* **AIM**: Select each line where the word "What" appears.
____
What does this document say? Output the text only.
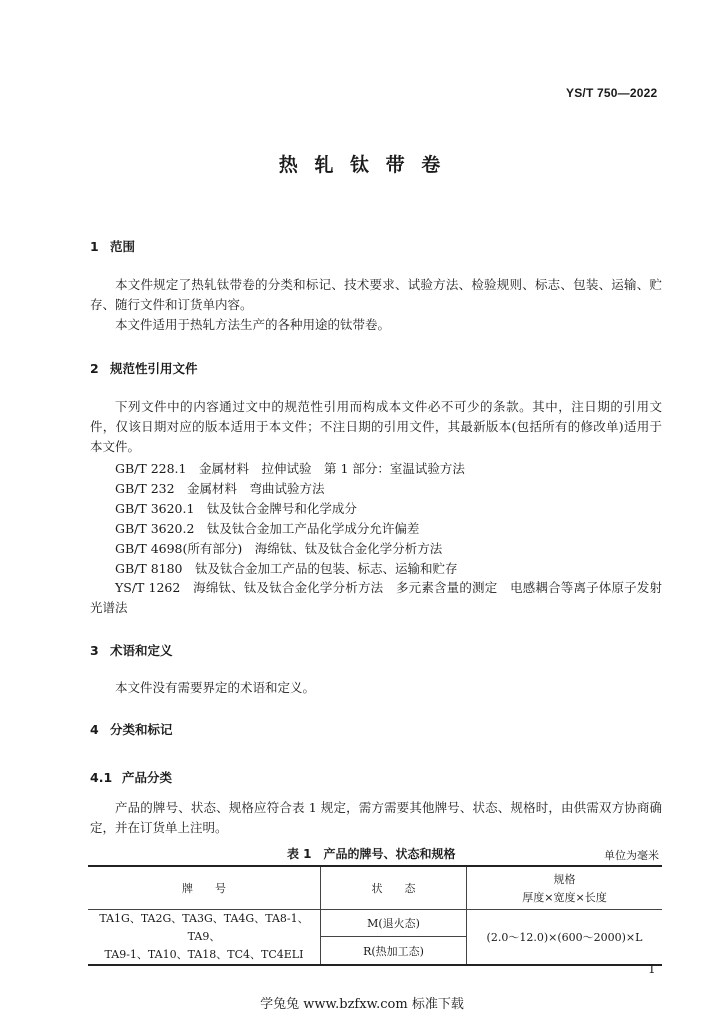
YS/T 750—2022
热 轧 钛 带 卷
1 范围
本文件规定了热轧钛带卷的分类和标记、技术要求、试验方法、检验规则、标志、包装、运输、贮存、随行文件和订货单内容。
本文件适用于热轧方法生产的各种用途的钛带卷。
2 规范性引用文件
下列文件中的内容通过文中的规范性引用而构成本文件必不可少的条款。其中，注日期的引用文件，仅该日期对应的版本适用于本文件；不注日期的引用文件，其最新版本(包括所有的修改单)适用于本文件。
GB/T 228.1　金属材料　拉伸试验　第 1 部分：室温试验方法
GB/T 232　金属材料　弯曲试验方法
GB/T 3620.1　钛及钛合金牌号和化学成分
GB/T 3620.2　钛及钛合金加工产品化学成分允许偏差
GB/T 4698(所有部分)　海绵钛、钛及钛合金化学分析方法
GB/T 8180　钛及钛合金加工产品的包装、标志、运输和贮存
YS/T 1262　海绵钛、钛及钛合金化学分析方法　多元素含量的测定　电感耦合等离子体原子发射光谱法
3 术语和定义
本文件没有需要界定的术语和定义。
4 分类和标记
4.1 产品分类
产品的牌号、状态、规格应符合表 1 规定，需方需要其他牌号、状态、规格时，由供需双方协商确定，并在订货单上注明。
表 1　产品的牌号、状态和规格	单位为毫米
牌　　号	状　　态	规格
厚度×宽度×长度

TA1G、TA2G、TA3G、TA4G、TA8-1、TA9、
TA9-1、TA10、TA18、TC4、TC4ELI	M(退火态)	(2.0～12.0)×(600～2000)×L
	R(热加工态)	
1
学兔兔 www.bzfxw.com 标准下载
____
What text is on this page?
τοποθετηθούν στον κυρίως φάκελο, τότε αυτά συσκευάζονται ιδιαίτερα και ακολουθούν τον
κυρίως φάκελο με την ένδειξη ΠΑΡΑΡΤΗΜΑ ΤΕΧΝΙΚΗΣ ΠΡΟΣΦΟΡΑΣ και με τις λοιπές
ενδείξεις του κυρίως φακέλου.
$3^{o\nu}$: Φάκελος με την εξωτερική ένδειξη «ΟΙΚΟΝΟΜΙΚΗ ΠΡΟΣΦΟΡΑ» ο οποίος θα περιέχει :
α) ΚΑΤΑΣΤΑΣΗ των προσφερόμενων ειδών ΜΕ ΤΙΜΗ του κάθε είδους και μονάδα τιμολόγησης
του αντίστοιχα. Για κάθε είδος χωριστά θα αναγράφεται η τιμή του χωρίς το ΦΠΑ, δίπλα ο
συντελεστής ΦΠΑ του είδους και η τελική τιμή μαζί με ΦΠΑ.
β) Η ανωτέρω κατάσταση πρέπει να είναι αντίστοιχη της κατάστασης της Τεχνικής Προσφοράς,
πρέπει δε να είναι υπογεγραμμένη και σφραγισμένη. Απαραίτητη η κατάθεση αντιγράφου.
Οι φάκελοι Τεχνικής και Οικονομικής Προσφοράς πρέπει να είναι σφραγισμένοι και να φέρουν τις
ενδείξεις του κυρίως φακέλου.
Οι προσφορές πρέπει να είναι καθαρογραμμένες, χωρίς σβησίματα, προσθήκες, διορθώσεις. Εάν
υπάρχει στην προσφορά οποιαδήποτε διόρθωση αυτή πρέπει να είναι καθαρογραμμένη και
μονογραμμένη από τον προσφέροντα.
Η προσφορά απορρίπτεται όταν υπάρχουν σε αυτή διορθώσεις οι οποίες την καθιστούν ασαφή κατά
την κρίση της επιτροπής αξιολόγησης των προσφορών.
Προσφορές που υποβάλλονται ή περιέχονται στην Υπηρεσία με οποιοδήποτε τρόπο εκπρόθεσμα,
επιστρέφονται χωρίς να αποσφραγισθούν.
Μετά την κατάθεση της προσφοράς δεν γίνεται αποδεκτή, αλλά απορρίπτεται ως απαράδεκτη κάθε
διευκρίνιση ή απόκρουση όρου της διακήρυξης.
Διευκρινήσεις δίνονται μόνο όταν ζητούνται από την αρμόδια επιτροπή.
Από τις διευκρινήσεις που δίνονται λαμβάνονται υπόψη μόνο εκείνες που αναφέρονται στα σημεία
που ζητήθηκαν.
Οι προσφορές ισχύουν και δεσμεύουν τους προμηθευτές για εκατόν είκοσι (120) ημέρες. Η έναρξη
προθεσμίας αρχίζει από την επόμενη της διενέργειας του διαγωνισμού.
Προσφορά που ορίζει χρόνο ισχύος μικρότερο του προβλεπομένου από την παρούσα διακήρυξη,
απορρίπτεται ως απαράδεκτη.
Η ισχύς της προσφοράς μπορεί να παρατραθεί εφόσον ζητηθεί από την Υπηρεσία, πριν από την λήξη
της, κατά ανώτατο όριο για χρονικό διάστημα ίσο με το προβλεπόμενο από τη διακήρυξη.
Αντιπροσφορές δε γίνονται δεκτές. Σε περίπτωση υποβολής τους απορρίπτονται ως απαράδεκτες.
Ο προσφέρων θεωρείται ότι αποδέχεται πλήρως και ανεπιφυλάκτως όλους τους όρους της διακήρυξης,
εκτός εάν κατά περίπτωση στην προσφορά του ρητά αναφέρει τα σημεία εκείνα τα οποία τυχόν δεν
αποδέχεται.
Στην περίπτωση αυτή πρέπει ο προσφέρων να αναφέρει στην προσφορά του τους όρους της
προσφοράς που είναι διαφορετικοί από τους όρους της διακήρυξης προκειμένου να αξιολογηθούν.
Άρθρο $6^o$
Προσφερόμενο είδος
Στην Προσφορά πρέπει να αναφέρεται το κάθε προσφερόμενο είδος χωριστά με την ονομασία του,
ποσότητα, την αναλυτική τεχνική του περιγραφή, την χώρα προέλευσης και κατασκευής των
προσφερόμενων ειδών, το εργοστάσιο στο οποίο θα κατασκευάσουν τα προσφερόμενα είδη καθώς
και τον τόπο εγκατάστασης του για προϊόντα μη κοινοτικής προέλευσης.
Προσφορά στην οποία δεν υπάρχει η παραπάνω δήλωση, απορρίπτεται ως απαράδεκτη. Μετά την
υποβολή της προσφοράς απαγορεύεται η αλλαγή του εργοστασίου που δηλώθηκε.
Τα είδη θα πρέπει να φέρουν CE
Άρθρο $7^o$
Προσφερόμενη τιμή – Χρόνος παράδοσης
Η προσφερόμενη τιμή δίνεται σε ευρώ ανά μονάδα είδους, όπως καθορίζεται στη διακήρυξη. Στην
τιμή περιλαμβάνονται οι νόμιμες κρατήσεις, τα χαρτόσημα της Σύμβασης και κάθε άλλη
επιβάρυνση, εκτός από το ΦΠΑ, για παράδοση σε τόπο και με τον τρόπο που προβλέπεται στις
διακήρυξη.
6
____
* **RESULT**:
What does this document say? Output the text only.
What text is on this page?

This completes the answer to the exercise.